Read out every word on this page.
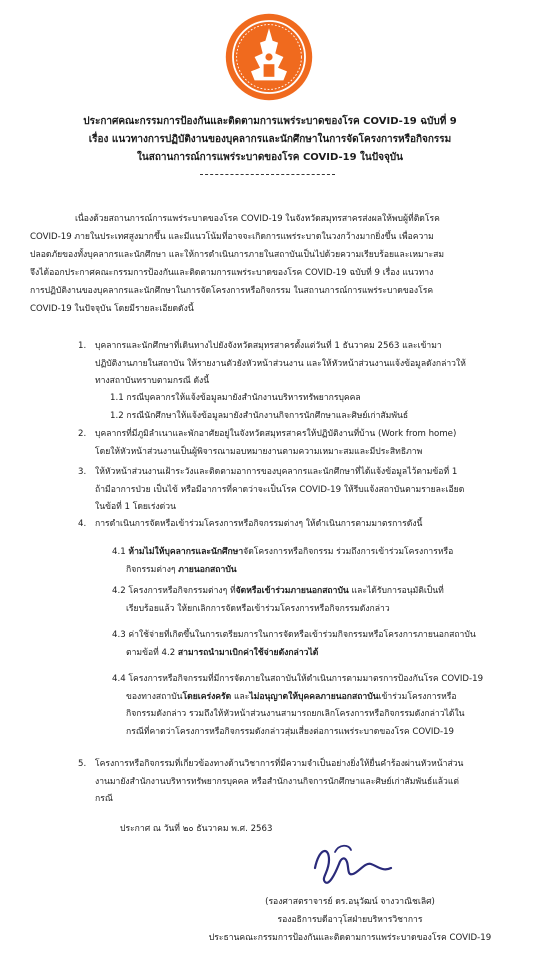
ประกาศคณะกรรมการป้องกันและติดตามการแพร่ระบาดของโรค COVID-19 ฉบับที่ 9
เรื่อง แนวทางการปฏิบัติงานของบุคลากรและนักศึกษาในการจัดโครงการหรือกิจกรรม
ในสถานการณ์การแพร่ระบาดของโรค COVID-19 ในปัจจุบัน
เนื่องด้วยสถานการณ์การแพร่ระบาดของโรค COVID-19 ในจังหวัดสมุทรสาครส่งผลให้พบผู้ที่ติดโรค
COVID-19 ภายในประเทศสูงมากขึ้น และมีแนวโน้มที่อาจจะเกิดการแพร่ระบาดในวงกว้างมากยิ่งขึ้น เพื่อความ
ปลอดภัยของทั้งบุคลากรและนักศึกษา และให้การดำเนินการภายในสถาบันเป็นไปด้วยความเรียบร้อยและเหมาะสม
จึงได้ออกประกาศคณะกรรมการป้องกันและติดตามการแพร่ระบาดของโรค COVID-19 ฉบับที่ 9 เรื่อง แนวทาง
การปฏิบัติงานของบุคลากรและนักศึกษาในการจัดโครงการหรือกิจกรรม ในสถานการณ์การแพร่ระบาดของโรค
COVID-19 ในปัจจุบัน โดยมีรายละเอียดดังนี้
1. บุคลากรและนักศึกษาที่เดินทางไปยังจังหวัดสมุทรสาครตั้งแต่วันที่ 1 ธันวาคม 2563 และเข้ามา
ปฏิบัติงานภายในสถาบัน ให้รายงานตัวยังหัวหน้าส่วนงาน และให้หัวหน้าส่วนงานแจ้งข้อมูลดังกล่าวให้
ทางสถาบันทราบตามกรณี ดังนี้
1.1 กรณีบุคลากรให้แจ้งข้อมูลมายังสำนักงานบริหารทรัพยากรบุคคล
1.2 กรณีนักศึกษาให้แจ้งข้อมูลมายังสำนักงานกิจการนักศึกษาและศิษย์เก่าสัมพันธ์
2. บุคลากรที่มีภูมิลำเนาและพักอาศัยอยู่ในจังหวัดสมุทรสาครให้ปฏิบัติงานที่บ้าน (Work from home)
โดยให้หัวหน้าส่วนงานเป็นผู้พิจารณามอบหมายงานตามความเหมาะสมและมีประสิทธิภาพ
3. ให้หัวหน้าส่วนงานเฝ้าระวังและติดตามอาการของบุคลากรและนักศึกษาที่ได้แจ้งข้อมูลไว้ตามข้อที่ 1
ถ้ามีอาการป่วย เป็นไข้ หรือมีอาการที่คาดว่าจะเป็นโรค COVID-19 ให้รีบแจ้งสถาบันตามรายละเอียด
ในข้อที่ 1 โดยเร่งด่วน
4. การดำเนินการจัดหรือเข้าร่วมโครงการหรือกิจกรรมต่างๆ ให้ดำเนินการตามมาตรการดังนี้
4.1 ห้ามไม่ให้บุคลากรและนักศึกษาจัดโครงการหรือกิจกรรม ร่วมถึงการเข้าร่วมโครงการหรือ
กิจกรรมต่างๆ ภายนอกสถาบัน
4.2 โครงการหรือกิจกรรมต่างๆ ที่จัดหรือเข้าร่วมภายนอกสถาบัน และได้รับการอนุมัติเป็นที่
เรียบร้อยแล้ว ให้ยกเลิกการจัดหรือเข้าร่วมโครงการหรือกิจกรรมดังกล่าว
4.3 ค่าใช้จ่ายที่เกิดขึ้นในการเตรียมการในการจัดหรือเข้าร่วมกิจกรรมหรือโครงการภายนอกสถาบัน
ตามข้อที่ 4.2 สามารถนำมาเบิกค่าใช้จ่ายดังกล่าวได้
4.4 โครงการหรือกิจกรรมที่มีการจัดภายในสถาบันให้ดำเนินการตามมาตรการป้องกันโรค COVID-19
ของทางสถาบันโดยเคร่งครัด และไม่อนุญาตให้บุคคลภายนอกสถาบันเข้าร่วมโครงการหรือ
กิจกรรมดังกล่าว รวมถึงให้หัวหน้าส่วนงานสามารถยกเลิกโครงการหรือกิจกรรมดังกล่าวได้ใน
กรณีที่คาดว่าโครงการหรือกิจกรรมดังกล่าวสุ่มเสี่ยงต่อการแพร่ระบาดของโรค COVID-19
5. โครงการหรือกิจกรรมที่เกี่ยวข้องทางด้านวิชาการที่มีความจำเป็นอย่างยิ่งให้ยื่นคำร้องผ่านหัวหน้าส่วน
งานมายังสำนักงานบริหารทรัพยากรบุคคล หรือสำนักงานกิจการนักศึกษาและศิษย์เก่าสัมพันธ์แล้วแต่
กรณี
ประกาศ ณ วันที่ ๒๐ ธันวาคม พ.ศ. 2563
(รองศาสตราจารย์ ดร.อนุวัฒน์ จางวาณิชเลิศ)
รองอธิการบดีอาวุโสฝ่ายบริหารวิชาการ
ประธานคณะกรรมการป้องกันและติดตามการแพร่ระบาดของโรค COVID-19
- - -
STATED EXERCISE — Restate the data above word for word. Do not include the images.

FINISHED TASK —
Read out every word on this page.
ประกาศคณะกรรมการป้องกันและติดตามการแพร่ระบาดของโรค COVID-19 ฉบับที่ 9
เรื่อง แนวทางการปฏิบัติงานของบุคลากรและนักศึกษาในการจัดโครงการหรือกิจกรรม
ในสถานการณ์การแพร่ระบาดของโรค COVID-19 ในปัจจุบัน
เนื่องด้วยสถานการณ์การแพร่ระบาดของโรค COVID-19 ในจังหวัดสมุทรสาครส่งผลให้พบผู้ที่ติดโรค
COVID-19 ภายในประเทศสูงมากขึ้น และมีแนวโน้มที่อาจจะเกิดการแพร่ระบาดในวงกว้างมากยิ่งขึ้น เพื่อความ
ปลอดภัยของทั้งบุคลากรและนักศึกษา และให้การดำเนินการภายในสถาบันเป็นไปด้วยความเรียบร้อยและเหมาะสม
จึงได้ออกประกาศคณะกรรมการป้องกันและติดตามการแพร่ระบาดของโรค COVID-19 ฉบับที่ 9 เรื่อง แนวทาง
การปฏิบัติงานของบุคลากรและนักศึกษาในการจัดโครงการหรือกิจกรรม ในสถานการณ์การแพร่ระบาดของโรค
COVID-19 ในปัจจุบัน โดยมีรายละเอียดดังนี้
1. บุคลากรและนักศึกษาที่เดินทางไปยังจังหวัดสมุทรสาครตั้งแต่วันที่ 1 ธันวาคม 2563 และเข้ามา
ปฏิบัติงานภายในสถาบัน ให้รายงานตัวยังหัวหน้าส่วนงาน และให้หัวหน้าส่วนงานแจ้งข้อมูลดังกล่าวให้
ทางสถาบันทราบตามกรณี ดังนี้
1.1 กรณีบุคลากรให้แจ้งข้อมูลมายังสำนักงานบริหารทรัพยากรบุคคล
1.2 กรณีนักศึกษาให้แจ้งข้อมูลมายังสำนักงานกิจการนักศึกษาและศิษย์เก่าสัมพันธ์
2. บุคลากรที่มีภูมิลำเนาและพักอาศัยอยู่ในจังหวัดสมุทรสาครให้ปฏิบัติงานที่บ้าน (Work from home)
โดยให้หัวหน้าส่วนงานเป็นผู้พิจารณามอบหมายงานตามความเหมาะสมและมีประสิทธิภาพ
3. ให้หัวหน้าส่วนงานเฝ้าระวังและติดตามอาการของบุคลากรและนักศึกษาที่ได้แจ้งข้อมูลไว้ตามข้อที่ 1
ถ้ามีอาการป่วย เป็นไข้ หรือมีอาการที่คาดว่าจะเป็นโรค COVID-19 ให้รีบแจ้งสถาบันตามรายละเอียด
ในข้อที่ 1 โดยเร่งด่วน
4. การดำเนินการจัดหรือเข้าร่วมโครงการหรือกิจกรรมต่างๆ ให้ดำเนินการตามมาตรการดังนี้
4.1 ห้ามไม่ให้บุคลากรและนักศึกษาจัดโครงการหรือกิจกรรม ร่วมถึงการเข้าร่วมโครงการหรือ
กิจกรรมต่างๆ ภายนอกสถาบัน
4.2 โครงการหรือกิจกรรมต่างๆ ที่จัดหรือเข้าร่วมภายนอกสถาบัน และได้รับการอนุมัติเป็นที่
เรียบร้อยแล้ว ให้ยกเลิกการจัดหรือเข้าร่วมโครงการหรือกิจกรรมดังกล่าว
4.3 ค่าใช้จ่ายที่เกิดขึ้นในการเตรียมการในการจัดหรือเข้าร่วมกิจกรรมหรือโครงการภายนอกสถาบัน
ตามข้อที่ 4.2 สามารถนำมาเบิกค่าใช้จ่ายดังกล่าวได้
4.4 โครงการหรือกิจกรรมที่มีการจัดภายในสถาบันให้ดำเนินการตามมาตรการป้องกันโรค COVID-19
ของทางสถาบันโดยเคร่งครัด และไม่อนุญาตให้บุคคลภายนอกสถาบันเข้าร่วมโครงการหรือ
กิจกรรมดังกล่าว รวมถึงให้หัวหน้าส่วนงานสามารถยกเลิกโครงการหรือกิจกรรมดังกล่าวได้ใน
กรณีที่คาดว่าโครงการหรือกิจกรรมดังกล่าวสุ่มเสี่ยงต่อการแพร่ระบาดของโรค COVID-19
5. โครงการหรือกิจกรรมที่เกี่ยวข้องทางด้านวิชาการที่มีความจำเป็นอย่างยิ่งให้ยื่นคำร้องผ่านหัวหน้าส่วน
งานมายังสำนักงานบริหารทรัพยากรบุคคล หรือสำนักงานกิจการนักศึกษาและศิษย์เก่าสัมพันธ์แล้วแต่
กรณี
ประกาศ ณ วันที่ ๒๐ ธันวาคม พ.ศ. 2563
(รองศาสตราจารย์ ดร.อนุวัฒน์ จางวาณิชเลิศ)
รองอธิการบดีอาวุโสฝ่ายบริหารวิชาการ
ประธานคณะกรรมการป้องกันและติดตามการแพร่ระบาดของโรค COVID-19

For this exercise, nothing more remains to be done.